> [WHAT YOU WILL DO]:
Quote the part of the listing that begins with the line containing "drag-grip-icon[interactable] [1269,421,1279,427]" and ends with the line containing "prop-shorts-field[interactable]: 1 [999,496,1279,514]", reproducing each line unchanged.

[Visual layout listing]
begin

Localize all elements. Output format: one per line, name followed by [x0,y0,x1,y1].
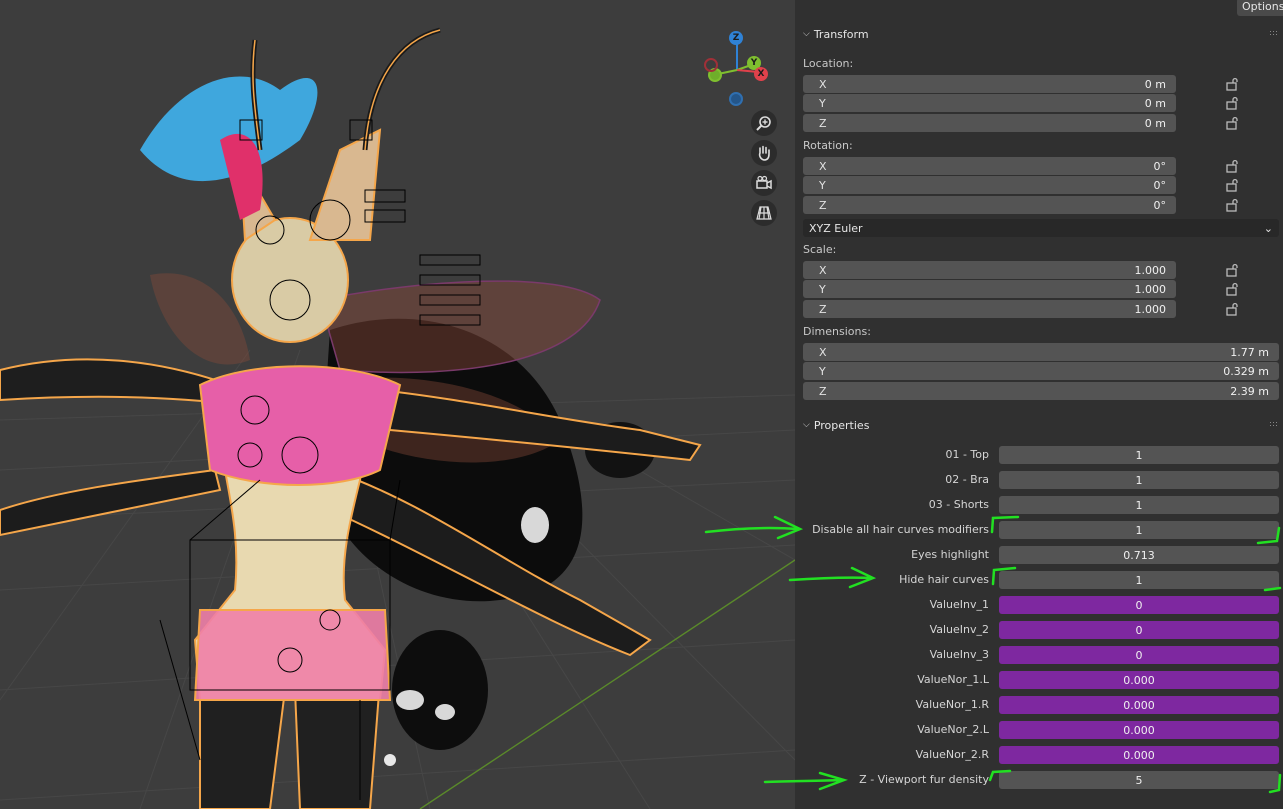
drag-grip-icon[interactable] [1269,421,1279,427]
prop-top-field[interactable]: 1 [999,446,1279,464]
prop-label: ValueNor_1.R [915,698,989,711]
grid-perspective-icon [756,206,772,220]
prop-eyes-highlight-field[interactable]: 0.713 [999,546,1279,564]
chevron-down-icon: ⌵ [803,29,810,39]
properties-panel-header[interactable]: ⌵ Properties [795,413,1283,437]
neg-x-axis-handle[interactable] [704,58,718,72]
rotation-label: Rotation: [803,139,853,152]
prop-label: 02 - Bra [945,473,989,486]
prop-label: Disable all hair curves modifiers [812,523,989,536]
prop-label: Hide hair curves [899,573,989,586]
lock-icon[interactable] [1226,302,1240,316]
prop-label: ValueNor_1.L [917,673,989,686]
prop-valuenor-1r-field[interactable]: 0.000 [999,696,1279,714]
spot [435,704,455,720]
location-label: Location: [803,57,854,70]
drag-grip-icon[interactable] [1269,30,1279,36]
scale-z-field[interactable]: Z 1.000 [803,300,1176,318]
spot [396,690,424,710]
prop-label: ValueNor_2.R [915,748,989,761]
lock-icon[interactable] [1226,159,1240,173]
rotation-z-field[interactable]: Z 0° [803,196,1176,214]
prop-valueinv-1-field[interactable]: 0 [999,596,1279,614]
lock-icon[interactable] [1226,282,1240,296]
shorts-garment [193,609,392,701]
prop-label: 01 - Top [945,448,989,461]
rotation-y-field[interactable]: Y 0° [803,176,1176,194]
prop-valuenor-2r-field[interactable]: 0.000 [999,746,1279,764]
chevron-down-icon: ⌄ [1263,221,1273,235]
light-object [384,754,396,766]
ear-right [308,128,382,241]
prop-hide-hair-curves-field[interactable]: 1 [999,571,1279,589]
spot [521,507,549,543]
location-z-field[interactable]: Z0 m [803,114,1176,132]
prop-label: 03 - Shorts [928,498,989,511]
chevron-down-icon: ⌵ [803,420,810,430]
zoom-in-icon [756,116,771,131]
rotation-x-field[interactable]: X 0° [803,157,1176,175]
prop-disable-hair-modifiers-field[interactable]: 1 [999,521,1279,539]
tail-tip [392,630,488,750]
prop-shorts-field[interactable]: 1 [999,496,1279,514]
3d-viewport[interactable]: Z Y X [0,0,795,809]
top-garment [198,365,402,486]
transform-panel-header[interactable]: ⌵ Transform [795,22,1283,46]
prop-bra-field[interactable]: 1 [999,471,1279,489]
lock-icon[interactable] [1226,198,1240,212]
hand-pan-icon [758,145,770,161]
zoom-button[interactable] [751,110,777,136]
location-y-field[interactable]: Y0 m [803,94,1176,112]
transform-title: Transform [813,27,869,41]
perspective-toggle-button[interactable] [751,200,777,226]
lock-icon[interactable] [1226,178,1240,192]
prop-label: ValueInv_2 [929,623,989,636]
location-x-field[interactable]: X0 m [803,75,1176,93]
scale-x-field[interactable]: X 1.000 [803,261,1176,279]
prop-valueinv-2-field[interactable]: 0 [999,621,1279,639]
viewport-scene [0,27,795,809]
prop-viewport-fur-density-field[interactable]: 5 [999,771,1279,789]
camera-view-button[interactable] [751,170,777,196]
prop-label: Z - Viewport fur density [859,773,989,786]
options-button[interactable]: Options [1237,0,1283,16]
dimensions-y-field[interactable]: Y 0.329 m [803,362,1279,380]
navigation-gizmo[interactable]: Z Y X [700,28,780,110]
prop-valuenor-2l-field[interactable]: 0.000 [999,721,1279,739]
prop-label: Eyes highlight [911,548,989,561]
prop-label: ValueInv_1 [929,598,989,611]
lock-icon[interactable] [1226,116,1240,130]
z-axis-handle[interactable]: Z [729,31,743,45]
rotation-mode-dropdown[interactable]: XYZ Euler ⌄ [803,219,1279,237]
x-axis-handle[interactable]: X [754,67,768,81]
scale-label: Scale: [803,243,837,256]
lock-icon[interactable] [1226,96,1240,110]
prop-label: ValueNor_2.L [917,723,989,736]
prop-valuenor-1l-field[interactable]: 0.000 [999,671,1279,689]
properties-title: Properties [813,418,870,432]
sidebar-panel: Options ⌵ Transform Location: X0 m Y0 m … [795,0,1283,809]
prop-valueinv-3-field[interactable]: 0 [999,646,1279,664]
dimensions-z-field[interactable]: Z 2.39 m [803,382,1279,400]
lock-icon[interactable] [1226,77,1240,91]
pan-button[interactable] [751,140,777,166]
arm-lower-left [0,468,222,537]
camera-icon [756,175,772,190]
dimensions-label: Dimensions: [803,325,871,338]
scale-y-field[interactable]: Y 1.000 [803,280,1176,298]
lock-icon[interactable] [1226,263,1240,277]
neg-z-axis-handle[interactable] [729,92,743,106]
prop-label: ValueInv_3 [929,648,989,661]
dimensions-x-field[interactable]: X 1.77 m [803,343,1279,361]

end

> [EXERCISE OUTPUT]:
drag-grip-icon[interactable] [1269,421,1279,427]
prop-top-field[interactable]: 1 [999,446,1279,464]
prop-label: ValueNor_1.R [915,698,989,711]
grid-perspective-icon [756,206,772,220]
prop-eyes-highlight-field[interactable]: 0.713 [999,546,1279,564]
chevron-down-icon: ⌵ [803,29,810,39]
properties-panel-header[interactable]: ⌵ Properties [795,413,1283,437]
neg-x-axis-handle[interactable] [704,58,718,72]
rotation-label: Rotation: [803,139,853,152]
prop-label: 02 - Bra [945,473,989,486]
prop-label: Disable all hair curves modifiers [812,523,989,536]
prop-label: Hide hair curves [899,573,989,586]
lock-icon[interactable] [1226,302,1240,316]
prop-label: ValueNor_1.L [917,673,989,686]
prop-valuenor-1r-field[interactable]: 0.000 [999,696,1279,714]
spot [435,704,455,720]
location-label: Location: [803,57,854,70]
drag-grip-icon[interactable] [1269,30,1279,36]
scale-z-field[interactable]: Z 1.000 [803,300,1176,318]
spot [396,690,424,710]
prop-label: ValueNor_2.R [915,748,989,761]
lock-icon[interactable] [1226,159,1240,173]
rotation-z-field[interactable]: Z 0° [803,196,1176,214]
prop-valueinv-1-field[interactable]: 0 [999,596,1279,614]
lock-icon[interactable] [1226,282,1240,296]
shorts-garment [193,609,392,701]
prop-label: 01 - Top [945,448,989,461]
rotation-y-field[interactable]: Y 0° [803,176,1176,194]
prop-valuenor-2r-field[interactable]: 0.000 [999,746,1279,764]
chevron-down-icon: ⌄ [1263,221,1273,235]
light-object [384,754,396,766]
ear-right [308,128,382,241]
prop-hide-hair-curves-field[interactable]: 1 [999,571,1279,589]
spot [521,507,549,543]
location-z-field[interactable]: Z0 m [803,114,1176,132]
prop-label: 03 - Shorts [928,498,989,511]
chevron-down-icon: ⌵ [803,420,810,430]
zoom-in-icon [756,116,771,131]
rotation-x-field[interactable]: X 0° [803,157,1176,175]
prop-disable-hair-modifiers-field[interactable]: 1 [999,521,1279,539]
tail-tip [392,630,488,750]
prop-shorts-field[interactable]: 1 [999,496,1279,514]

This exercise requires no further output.